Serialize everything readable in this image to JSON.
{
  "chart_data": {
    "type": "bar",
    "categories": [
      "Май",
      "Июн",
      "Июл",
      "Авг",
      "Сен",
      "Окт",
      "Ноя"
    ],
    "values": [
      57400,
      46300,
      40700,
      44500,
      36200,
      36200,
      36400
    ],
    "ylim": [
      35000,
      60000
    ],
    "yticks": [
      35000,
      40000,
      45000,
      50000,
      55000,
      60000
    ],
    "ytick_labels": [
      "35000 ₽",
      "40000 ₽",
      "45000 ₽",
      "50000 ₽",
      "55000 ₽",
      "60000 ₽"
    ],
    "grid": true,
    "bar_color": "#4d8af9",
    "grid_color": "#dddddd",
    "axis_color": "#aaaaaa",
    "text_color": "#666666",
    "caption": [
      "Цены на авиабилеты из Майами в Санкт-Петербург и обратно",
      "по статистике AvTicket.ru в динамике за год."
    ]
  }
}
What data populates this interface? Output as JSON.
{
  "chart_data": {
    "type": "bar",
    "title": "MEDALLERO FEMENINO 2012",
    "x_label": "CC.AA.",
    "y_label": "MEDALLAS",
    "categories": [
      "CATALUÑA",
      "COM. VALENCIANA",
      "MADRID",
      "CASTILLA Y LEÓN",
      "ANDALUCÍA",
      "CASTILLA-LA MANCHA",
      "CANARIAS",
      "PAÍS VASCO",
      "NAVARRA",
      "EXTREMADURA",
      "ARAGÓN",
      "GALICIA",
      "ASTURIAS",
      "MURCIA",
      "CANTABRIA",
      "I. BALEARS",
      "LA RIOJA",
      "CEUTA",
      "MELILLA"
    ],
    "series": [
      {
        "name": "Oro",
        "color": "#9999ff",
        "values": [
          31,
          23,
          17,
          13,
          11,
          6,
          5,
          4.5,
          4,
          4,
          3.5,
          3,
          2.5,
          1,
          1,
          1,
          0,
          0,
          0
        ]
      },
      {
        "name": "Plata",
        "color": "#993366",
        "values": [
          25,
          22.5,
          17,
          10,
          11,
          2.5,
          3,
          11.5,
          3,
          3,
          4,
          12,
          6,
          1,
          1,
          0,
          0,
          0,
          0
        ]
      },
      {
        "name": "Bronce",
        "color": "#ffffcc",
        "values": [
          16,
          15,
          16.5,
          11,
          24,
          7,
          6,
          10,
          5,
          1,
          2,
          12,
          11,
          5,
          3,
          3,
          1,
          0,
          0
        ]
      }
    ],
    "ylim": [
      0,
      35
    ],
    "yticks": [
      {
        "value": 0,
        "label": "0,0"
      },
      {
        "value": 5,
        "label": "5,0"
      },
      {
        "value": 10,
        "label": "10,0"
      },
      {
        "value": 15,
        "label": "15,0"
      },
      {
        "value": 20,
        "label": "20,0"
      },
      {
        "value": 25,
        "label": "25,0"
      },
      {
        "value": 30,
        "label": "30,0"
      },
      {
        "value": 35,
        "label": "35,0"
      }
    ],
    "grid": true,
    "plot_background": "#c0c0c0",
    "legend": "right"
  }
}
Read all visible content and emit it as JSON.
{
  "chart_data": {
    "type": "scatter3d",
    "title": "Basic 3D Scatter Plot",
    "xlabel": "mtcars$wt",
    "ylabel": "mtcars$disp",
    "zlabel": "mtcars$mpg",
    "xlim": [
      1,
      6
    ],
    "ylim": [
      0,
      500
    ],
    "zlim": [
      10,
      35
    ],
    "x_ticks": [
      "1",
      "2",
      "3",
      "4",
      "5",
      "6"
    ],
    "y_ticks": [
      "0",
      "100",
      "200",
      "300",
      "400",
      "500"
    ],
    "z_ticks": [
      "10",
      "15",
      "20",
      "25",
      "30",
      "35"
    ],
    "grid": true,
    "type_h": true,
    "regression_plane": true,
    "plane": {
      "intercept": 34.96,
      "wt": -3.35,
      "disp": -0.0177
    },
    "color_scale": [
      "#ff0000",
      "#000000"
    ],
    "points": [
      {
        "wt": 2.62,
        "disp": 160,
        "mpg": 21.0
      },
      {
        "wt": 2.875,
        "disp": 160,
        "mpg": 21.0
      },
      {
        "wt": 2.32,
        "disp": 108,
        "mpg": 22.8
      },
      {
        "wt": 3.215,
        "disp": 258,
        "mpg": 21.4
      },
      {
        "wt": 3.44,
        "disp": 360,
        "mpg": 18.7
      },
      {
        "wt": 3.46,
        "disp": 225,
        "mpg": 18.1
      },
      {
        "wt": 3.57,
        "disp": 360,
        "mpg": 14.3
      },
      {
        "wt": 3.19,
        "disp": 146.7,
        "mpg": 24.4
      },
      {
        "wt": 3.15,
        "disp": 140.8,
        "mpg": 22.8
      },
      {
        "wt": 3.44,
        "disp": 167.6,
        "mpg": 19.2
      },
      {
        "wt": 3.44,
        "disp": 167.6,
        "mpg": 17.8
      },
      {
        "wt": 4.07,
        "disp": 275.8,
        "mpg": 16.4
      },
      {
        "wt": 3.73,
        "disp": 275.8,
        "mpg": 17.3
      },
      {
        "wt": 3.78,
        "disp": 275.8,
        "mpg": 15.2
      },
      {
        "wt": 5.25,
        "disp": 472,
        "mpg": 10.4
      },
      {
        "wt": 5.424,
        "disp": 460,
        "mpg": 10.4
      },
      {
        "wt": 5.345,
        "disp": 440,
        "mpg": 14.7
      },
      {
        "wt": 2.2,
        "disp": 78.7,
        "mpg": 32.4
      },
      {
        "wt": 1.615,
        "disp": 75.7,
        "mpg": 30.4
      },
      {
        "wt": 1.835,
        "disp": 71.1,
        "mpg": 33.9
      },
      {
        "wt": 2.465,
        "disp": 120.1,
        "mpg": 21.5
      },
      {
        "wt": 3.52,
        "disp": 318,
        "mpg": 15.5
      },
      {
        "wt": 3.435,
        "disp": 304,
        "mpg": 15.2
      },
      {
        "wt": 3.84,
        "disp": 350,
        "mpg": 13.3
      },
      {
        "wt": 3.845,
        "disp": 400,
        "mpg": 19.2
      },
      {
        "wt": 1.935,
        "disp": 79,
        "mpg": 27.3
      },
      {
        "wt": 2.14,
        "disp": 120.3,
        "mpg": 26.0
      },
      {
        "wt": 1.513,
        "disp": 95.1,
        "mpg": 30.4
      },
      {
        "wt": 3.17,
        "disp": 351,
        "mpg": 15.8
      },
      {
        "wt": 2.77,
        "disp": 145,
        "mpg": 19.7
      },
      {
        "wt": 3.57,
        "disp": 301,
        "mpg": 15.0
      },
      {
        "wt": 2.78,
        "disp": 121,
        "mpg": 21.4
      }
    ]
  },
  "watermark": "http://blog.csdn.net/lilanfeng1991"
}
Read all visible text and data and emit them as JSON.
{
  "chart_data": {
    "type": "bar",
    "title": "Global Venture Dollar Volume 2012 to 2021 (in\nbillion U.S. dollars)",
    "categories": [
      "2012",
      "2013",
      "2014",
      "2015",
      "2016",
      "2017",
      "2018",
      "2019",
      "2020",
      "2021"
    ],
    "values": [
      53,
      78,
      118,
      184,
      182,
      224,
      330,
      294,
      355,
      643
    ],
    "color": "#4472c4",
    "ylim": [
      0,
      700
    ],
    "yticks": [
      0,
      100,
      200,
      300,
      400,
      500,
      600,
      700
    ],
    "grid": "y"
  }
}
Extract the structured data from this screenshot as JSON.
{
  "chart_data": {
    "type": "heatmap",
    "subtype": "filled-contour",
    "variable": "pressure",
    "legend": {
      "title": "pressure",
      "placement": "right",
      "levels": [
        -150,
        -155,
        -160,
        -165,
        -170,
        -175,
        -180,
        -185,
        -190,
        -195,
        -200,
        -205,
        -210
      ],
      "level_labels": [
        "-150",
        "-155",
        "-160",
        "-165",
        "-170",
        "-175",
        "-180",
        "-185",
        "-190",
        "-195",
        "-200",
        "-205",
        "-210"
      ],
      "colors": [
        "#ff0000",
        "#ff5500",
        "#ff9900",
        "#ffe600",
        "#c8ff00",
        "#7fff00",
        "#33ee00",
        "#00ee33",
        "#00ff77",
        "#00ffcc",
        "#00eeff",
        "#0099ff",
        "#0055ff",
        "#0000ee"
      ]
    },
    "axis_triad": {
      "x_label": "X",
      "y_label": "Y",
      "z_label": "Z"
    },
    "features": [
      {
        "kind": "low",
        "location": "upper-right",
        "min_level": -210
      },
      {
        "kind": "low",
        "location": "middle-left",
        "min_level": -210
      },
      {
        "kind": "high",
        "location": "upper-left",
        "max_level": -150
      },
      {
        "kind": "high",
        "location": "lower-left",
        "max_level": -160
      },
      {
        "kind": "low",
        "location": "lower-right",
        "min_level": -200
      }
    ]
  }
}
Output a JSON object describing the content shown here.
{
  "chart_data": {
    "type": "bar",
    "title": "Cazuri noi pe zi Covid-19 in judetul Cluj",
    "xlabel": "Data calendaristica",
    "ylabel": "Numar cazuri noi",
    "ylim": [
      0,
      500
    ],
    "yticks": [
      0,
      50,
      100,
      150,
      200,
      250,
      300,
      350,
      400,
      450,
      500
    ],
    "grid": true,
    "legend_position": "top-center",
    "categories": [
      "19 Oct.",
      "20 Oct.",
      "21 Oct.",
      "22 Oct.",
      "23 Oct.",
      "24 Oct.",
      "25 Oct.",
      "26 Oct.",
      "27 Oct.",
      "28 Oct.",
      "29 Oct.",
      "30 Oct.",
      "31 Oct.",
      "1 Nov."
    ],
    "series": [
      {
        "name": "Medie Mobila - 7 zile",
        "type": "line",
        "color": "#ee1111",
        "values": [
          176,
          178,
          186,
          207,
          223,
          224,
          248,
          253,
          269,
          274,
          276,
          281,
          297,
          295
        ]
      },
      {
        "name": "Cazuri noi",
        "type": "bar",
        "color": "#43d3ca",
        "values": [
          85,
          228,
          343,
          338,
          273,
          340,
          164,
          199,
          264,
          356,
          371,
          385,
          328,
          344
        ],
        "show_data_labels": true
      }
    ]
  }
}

_Your task_
Scan the data above and copy every line with "JSON" in it.

_Solution for this task_
Serialize everything readable in this image to JSON.
What data populates this interface? Output as JSON.
Read all visible content and emit it as JSON.
Read all visible text and data and emit them as JSON.
Extract the structured data from this screenshot as JSON.
Output a JSON object describing the content shown here.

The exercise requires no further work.